» **Given instruction**:
Transcribe the records exactly. Pictures do not belong in the transcription.

» **Dataset excerpts**:
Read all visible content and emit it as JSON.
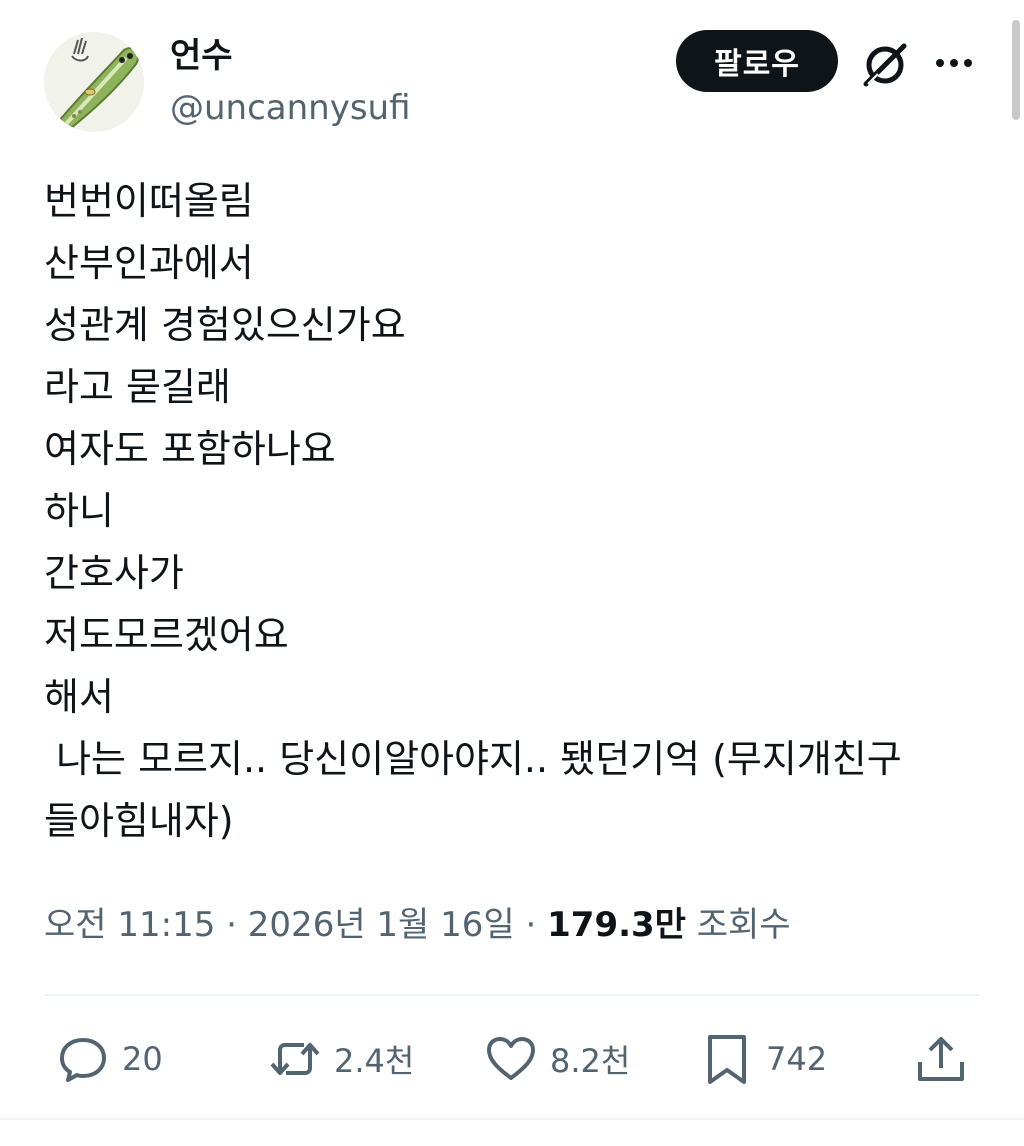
{
  "author": {
    "display_name": "언수",
    "handle": "@uncannysufi"
  },
  "header": {
    "follow_label": "팔로우",
    "grok_icon": "grok-slash-icon",
    "more_icon": "more-dots-icon"
  },
  "tweet": {
    "lines": [
      "번번이떠올림",
      "산부인과에서",
      "성관계 경험있으신가요",
      "라고 묻길래",
      "여자도 포함하나요",
      "하니",
      "간호사가",
      "저도모르겠어요",
      "해서",
      " 나는 모르지.. 당신이알아야지.. 됐던기억 (무지개친구",
      "들아힘내자)"
    ]
  },
  "meta": {
    "time": "오전 11:15",
    "sep1": " · ",
    "date": "2026년 1월 16일",
    "sep2": " · ",
    "views_count": "179.3만",
    "views_label": " 조회수"
  },
  "actions": {
    "reply": {
      "icon": "reply-bubble-icon",
      "count": "20"
    },
    "retweet": {
      "icon": "retweet-icon",
      "count": "2.4천"
    },
    "like": {
      "icon": "heart-icon",
      "count": "8.2천"
    },
    "bookmark": {
      "icon": "bookmark-icon",
      "count": "742"
    },
    "share": {
      "icon": "share-upload-icon"
    }
  },
  "colors": {
    "text": "#0f1419",
    "secondary": "#536471",
    "follow_bg": "#0f1419",
    "divider": "#eff3f4"
  }
}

» **Answer to this problem**:
Read all visible content and emit it as JSON.
{
  "author": {
    "display_name": "언수",
    "handle": "@uncannysufi"
  },
  "header": {
    "follow_label": "팔로우",
    "grok_icon": "grok-slash-icon",
    "more_icon": "more-dots-icon"
  },
  "tweet": {
    "lines": [
      "번번이떠올림",
      "산부인과에서",
      "성관계 경험있으신가요",
      "라고 묻길래",
      "여자도 포함하나요",
      "하니",
      "간호사가",
      "저도모르겠어요",
      "해서",
      " 나는 모르지.. 당신이알아야지.. 됐던기억 (무지개친구",
      "들아힘내자)"
    ]
  },
  "meta": {
    "time": "오전 11:15",
    "sep1": " · ",
    "date": "2026년 1월 16일",
    "sep2": " · ",
    "views_count": "179.3만",
    "views_label": " 조회수"
  },
  "actions": {
    "reply": {
      "icon": "reply-bubble-icon",
      "count": "20"
    },
    "retweet": {
      "icon": "retweet-icon",
      "count": "2.4천"
    },
    "like": {
      "icon": "heart-icon",
      "count": "8.2천"
    },
    "bookmark": {
      "icon": "bookmark-icon",
      "count": "742"
    },
    "share": {
      "icon": "share-upload-icon"
    }
  },
  "colors": {
    "text": "#0f1419",
    "secondary": "#536471",
    "follow_bg": "#0f1419",
    "divider": "#eff3f4"
  }
}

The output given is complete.